§ What is needed: Output every line exactly as written. Leave out pictures.

§ Supplied entries:

#####

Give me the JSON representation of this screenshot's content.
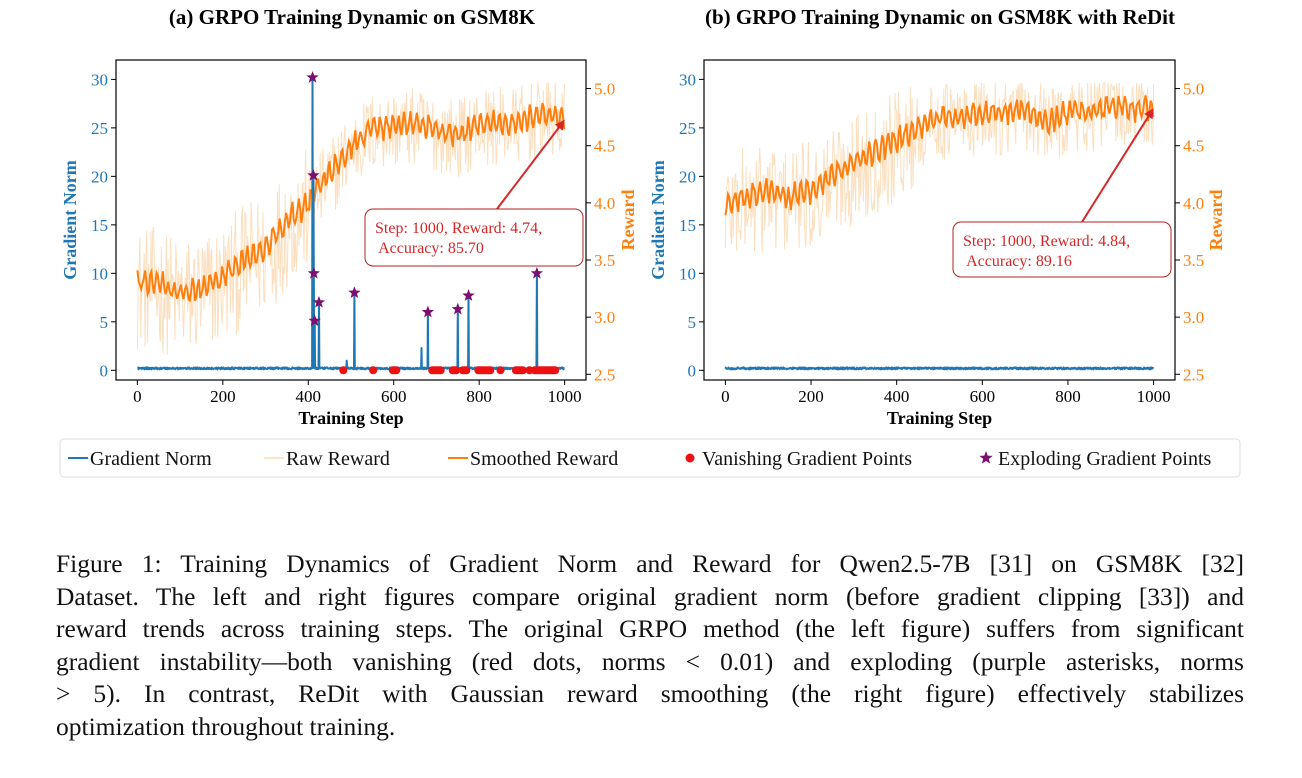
{
  "figure": {
    "caption_lines": [
      "Figure 1: Training Dynamics of Gradient Norm and Reward for Qwen2.5-7B [31] on GSM8K [32]",
      "Dataset. The left and right figures compare original gradient norm (before gradient clipping [33]) and",
      "reward trends across training steps. The original GRPO method (the left figure) suffers from significant",
      "gradient instability—both vanishing (red dots, norms < 0.01) and exploding (purple asterisks, norms",
      "> 5).  In contrast, ReDit with Gaussian reward smoothing (the right figure) effectively stabilizes",
      "optimization throughout training."
    ]
  },
  "legend": {
    "placement": "bottom-center",
    "entries": [
      {
        "label": "Gradient Norm",
        "kind": "line",
        "color": "#1f77b4"
      },
      {
        "label": "Raw Reward",
        "kind": "line",
        "color": "#fde3c8"
      },
      {
        "label": "Smoothed Reward",
        "kind": "line",
        "color": "#ff7f0e"
      },
      {
        "label": "Vanishing Gradient Points",
        "kind": "dot",
        "color": "#ee1111"
      },
      {
        "label": "Exploding Gradient Points",
        "kind": "star",
        "color": "#7b1070"
      }
    ]
  },
  "colors": {
    "grad": "#1f77b4",
    "reward": "#ff7f0e",
    "raw": "#fcd9b4",
    "annotation": "#d62728",
    "star": "#7b1070",
    "vanish": "#ee1111"
  },
  "chart_data": [
    {
      "type": "line",
      "title": "(a) GRPO Training Dynamic on GSM8K",
      "xlabel": "Training Step",
      "ylabel_left": "Gradient Norm",
      "ylabel_right": "Reward",
      "xlim": [
        -50,
        1050
      ],
      "ylim_left": [
        -1,
        32
      ],
      "ylim_right": [
        2.45,
        5.25
      ],
      "xticks": [
        0,
        200,
        400,
        600,
        800,
        1000
      ],
      "yticks_left": [
        0,
        5,
        10,
        15,
        20,
        25,
        30
      ],
      "yticks_right": [
        "2.5",
        "3.0",
        "3.5",
        "4.0",
        "4.5",
        "5.0"
      ],
      "grid": false,
      "smoothed_reward_keypoints": {
        "x": [
          0,
          50,
          100,
          150,
          200,
          250,
          300,
          350,
          400,
          450,
          500,
          550,
          600,
          650,
          700,
          750,
          800,
          850,
          900,
          950,
          1000
        ],
        "y": [
          3.3,
          3.3,
          3.2,
          3.25,
          3.35,
          3.5,
          3.6,
          3.85,
          4.0,
          4.25,
          4.5,
          4.65,
          4.68,
          4.7,
          4.65,
          4.6,
          4.7,
          4.7,
          4.72,
          4.78,
          4.74
        ]
      },
      "gradient_norm_baseline": 0.2,
      "gradient_spikes": [
        {
          "x": 410,
          "y": 30.2
        },
        {
          "x": 412,
          "y": 20.1
        },
        {
          "x": 413,
          "y": 10.0
        },
        {
          "x": 415,
          "y": 5.1
        },
        {
          "x": 425,
          "y": 7.0
        },
        {
          "x": 508,
          "y": 8.0
        },
        {
          "x": 680,
          "y": 6.0
        },
        {
          "x": 750,
          "y": 6.3
        },
        {
          "x": 775,
          "y": 7.7
        },
        {
          "x": 935,
          "y": 10.0
        },
        {
          "x": 490,
          "y": 1.0
        },
        {
          "x": 665,
          "y": 2.3
        }
      ],
      "exploding_points": [
        {
          "x": 410,
          "y": 30.2
        },
        {
          "x": 412,
          "y": 20.1
        },
        {
          "x": 413,
          "y": 10.0
        },
        {
          "x": 415,
          "y": 5.1
        },
        {
          "x": 425,
          "y": 7.0
        },
        {
          "x": 508,
          "y": 8.0
        },
        {
          "x": 680,
          "y": 6.0
        },
        {
          "x": 750,
          "y": 6.3
        },
        {
          "x": 775,
          "y": 7.7
        },
        {
          "x": 935,
          "y": 10.0
        }
      ],
      "vanishing_points_x": [
        482,
        552,
        598,
        602,
        606,
        690,
        694,
        698,
        702,
        706,
        710,
        738,
        742,
        746,
        762,
        766,
        770,
        798,
        802,
        806,
        810,
        814,
        818,
        822,
        826,
        850,
        886,
        890,
        894,
        898,
        902,
        918,
        930,
        934,
        938,
        942,
        946,
        950,
        954,
        958,
        962,
        966,
        970,
        974,
        978
      ],
      "annotation": {
        "text_line1": "Step: 1000, Reward: 4.74,",
        "text_line2": " Accuracy: 85.70",
        "step": 1000,
        "reward": 4.74,
        "accuracy": 85.7
      }
    },
    {
      "type": "line",
      "title": "(b) GRPO Training Dynamic on GSM8K with ReDit",
      "xlabel": "Training Step",
      "ylabel_left": "Gradient Norm",
      "ylabel_right": "Reward",
      "xlim": [
        -50,
        1050
      ],
      "ylim_left": [
        -1,
        32
      ],
      "ylim_right": [
        2.45,
        5.25
      ],
      "xticks": [
        0,
        200,
        400,
        600,
        800,
        1000
      ],
      "yticks_left": [
        0,
        5,
        10,
        15,
        20,
        25,
        30
      ],
      "yticks_right": [
        "2.5",
        "3.0",
        "3.5",
        "4.0",
        "4.5",
        "5.0"
      ],
      "grid": false,
      "smoothed_reward_keypoints": {
        "x": [
          0,
          50,
          100,
          150,
          200,
          250,
          300,
          350,
          400,
          450,
          500,
          550,
          600,
          650,
          700,
          750,
          800,
          850,
          900,
          950,
          1000
        ],
        "y": [
          4.0,
          4.05,
          4.1,
          4.05,
          4.1,
          4.25,
          4.35,
          4.45,
          4.55,
          4.65,
          4.75,
          4.75,
          4.78,
          4.8,
          4.82,
          4.7,
          4.8,
          4.8,
          4.85,
          4.82,
          4.84
        ]
      },
      "gradient_norm_baseline": 0.2,
      "gradient_spikes": [],
      "exploding_points": [],
      "vanishing_points_x": [],
      "annotation": {
        "text_line1": "Step: 1000, Reward: 4.84,",
        "text_line2": " Accuracy: 89.16",
        "step": 1000,
        "reward": 4.84,
        "accuracy": 89.16
      }
    }
  ]
}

#####

§ Answer to this task:
Give me the JSON representation of this screenshot's content.
{
  "figure": {
    "caption_lines": [
      "Figure 1: Training Dynamics of Gradient Norm and Reward for Qwen2.5-7B [31] on GSM8K [32]",
      "Dataset. The left and right figures compare original gradient norm (before gradient clipping [33]) and",
      "reward trends across training steps. The original GRPO method (the left figure) suffers from significant",
      "gradient instability—both vanishing (red dots, norms < 0.01) and exploding (purple asterisks, norms",
      "> 5).  In contrast, ReDit with Gaussian reward smoothing (the right figure) effectively stabilizes",
      "optimization throughout training."
    ]
  },
  "legend": {
    "placement": "bottom-center",
    "entries": [
      {
        "label": "Gradient Norm",
        "kind": "line",
        "color": "#1f77b4"
      },
      {
        "label": "Raw Reward",
        "kind": "line",
        "color": "#fde3c8"
      },
      {
        "label": "Smoothed Reward",
        "kind": "line",
        "color": "#ff7f0e"
      },
      {
        "label": "Vanishing Gradient Points",
        "kind": "dot",
        "color": "#ee1111"
      },
      {
        "label": "Exploding Gradient Points",
        "kind": "star",
        "color": "#7b1070"
      }
    ]
  },
  "colors": {
    "grad": "#1f77b4",
    "reward": "#ff7f0e",
    "raw": "#fcd9b4",
    "annotation": "#d62728",
    "star": "#7b1070",
    "vanish": "#ee1111"
  },
  "chart_data": [
    {
      "type": "line",
      "title": "(a) GRPO Training Dynamic on GSM8K",
      "xlabel": "Training Step",
      "ylabel_left": "Gradient Norm",
      "ylabel_right": "Reward",
      "xlim": [
        -50,
        1050
      ],
      "ylim_left": [
        -1,
        32
      ],
      "ylim_right": [
        2.45,
        5.25
      ],
      "xticks": [
        0,
        200,
        400,
        600,
        800,
        1000
      ],
      "yticks_left": [
        0,
        5,
        10,
        15,
        20,
        25,
        30
      ],
      "yticks_right": [
        "2.5",
        "3.0",
        "3.5",
        "4.0",
        "4.5",
        "5.0"
      ],
      "grid": false,
      "smoothed_reward_keypoints": {
        "x": [
          0,
          50,
          100,
          150,
          200,
          250,
          300,
          350,
          400,
          450,
          500,
          550,
          600,
          650,
          700,
          750,
          800,
          850,
          900,
          950,
          1000
        ],
        "y": [
          3.3,
          3.3,
          3.2,
          3.25,
          3.35,
          3.5,
          3.6,
          3.85,
          4.0,
          4.25,
          4.5,
          4.65,
          4.68,
          4.7,
          4.65,
          4.6,
          4.7,
          4.7,
          4.72,
          4.78,
          4.74
        ]
      },
      "gradient_norm_baseline": 0.2,
      "gradient_spikes": [
        {
          "x": 410,
          "y": 30.2
        },
        {
          "x": 412,
          "y": 20.1
        },
        {
          "x": 413,
          "y": 10.0
        },
        {
          "x": 415,
          "y": 5.1
        },
        {
          "x": 425,
          "y": 7.0
        },
        {
          "x": 508,
          "y": 8.0
        },
        {
          "x": 680,
          "y": 6.0
        },
        {
          "x": 750,
          "y": 6.3
        },
        {
          "x": 775,
          "y": 7.7
        },
        {
          "x": 935,
          "y": 10.0
        },
        {
          "x": 490,
          "y": 1.0
        },
        {
          "x": 665,
          "y": 2.3
        }
      ],
      "exploding_points": [
        {
          "x": 410,
          "y": 30.2
        },
        {
          "x": 412,
          "y": 20.1
        },
        {
          "x": 413,
          "y": 10.0
        },
        {
          "x": 415,
          "y": 5.1
        },
        {
          "x": 425,
          "y": 7.0
        },
        {
          "x": 508,
          "y": 8.0
        },
        {
          "x": 680,
          "y": 6.0
        },
        {
          "x": 750,
          "y": 6.3
        },
        {
          "x": 775,
          "y": 7.7
        },
        {
          "x": 935,
          "y": 10.0
        }
      ],
      "vanishing_points_x": [
        482,
        552,
        598,
        602,
        606,
        690,
        694,
        698,
        702,
        706,
        710,
        738,
        742,
        746,
        762,
        766,
        770,
        798,
        802,
        806,
        810,
        814,
        818,
        822,
        826,
        850,
        886,
        890,
        894,
        898,
        902,
        918,
        930,
        934,
        938,
        942,
        946,
        950,
        954,
        958,
        962,
        966,
        970,
        974,
        978
      ],
      "annotation": {
        "text_line1": "Step: 1000, Reward: 4.74,",
        "text_line2": " Accuracy: 85.70",
        "step": 1000,
        "reward": 4.74,
        "accuracy": 85.7
      }
    },
    {
      "type": "line",
      "title": "(b) GRPO Training Dynamic on GSM8K with ReDit",
      "xlabel": "Training Step",
      "ylabel_left": "Gradient Norm",
      "ylabel_right": "Reward",
      "xlim": [
        -50,
        1050
      ],
      "ylim_left": [
        -1,
        32
      ],
      "ylim_right": [
        2.45,
        5.25
      ],
      "xticks": [
        0,
        200,
        400,
        600,
        800,
        1000
      ],
      "yticks_left": [
        0,
        5,
        10,
        15,
        20,
        25,
        30
      ],
      "yticks_right": [
        "2.5",
        "3.0",
        "3.5",
        "4.0",
        "4.5",
        "5.0"
      ],
      "grid": false,
      "smoothed_reward_keypoints": {
        "x": [
          0,
          50,
          100,
          150,
          200,
          250,
          300,
          350,
          400,
          450,
          500,
          550,
          600,
          650,
          700,
          750,
          800,
          850,
          900,
          950,
          1000
        ],
        "y": [
          4.0,
          4.05,
          4.1,
          4.05,
          4.1,
          4.25,
          4.35,
          4.45,
          4.55,
          4.65,
          4.75,
          4.75,
          4.78,
          4.8,
          4.82,
          4.7,
          4.8,
          4.8,
          4.85,
          4.82,
          4.84
        ]
      },
      "gradient_norm_baseline": 0.2,
      "gradient_spikes": [],
      "exploding_points": [],
      "vanishing_points_x": [],
      "annotation": {
        "text_line1": "Step: 1000, Reward: 4.84,",
        "text_line2": " Accuracy: 89.16",
        "step": 1000,
        "reward": 4.84,
        "accuracy": 89.16
      }
    }
  ]
}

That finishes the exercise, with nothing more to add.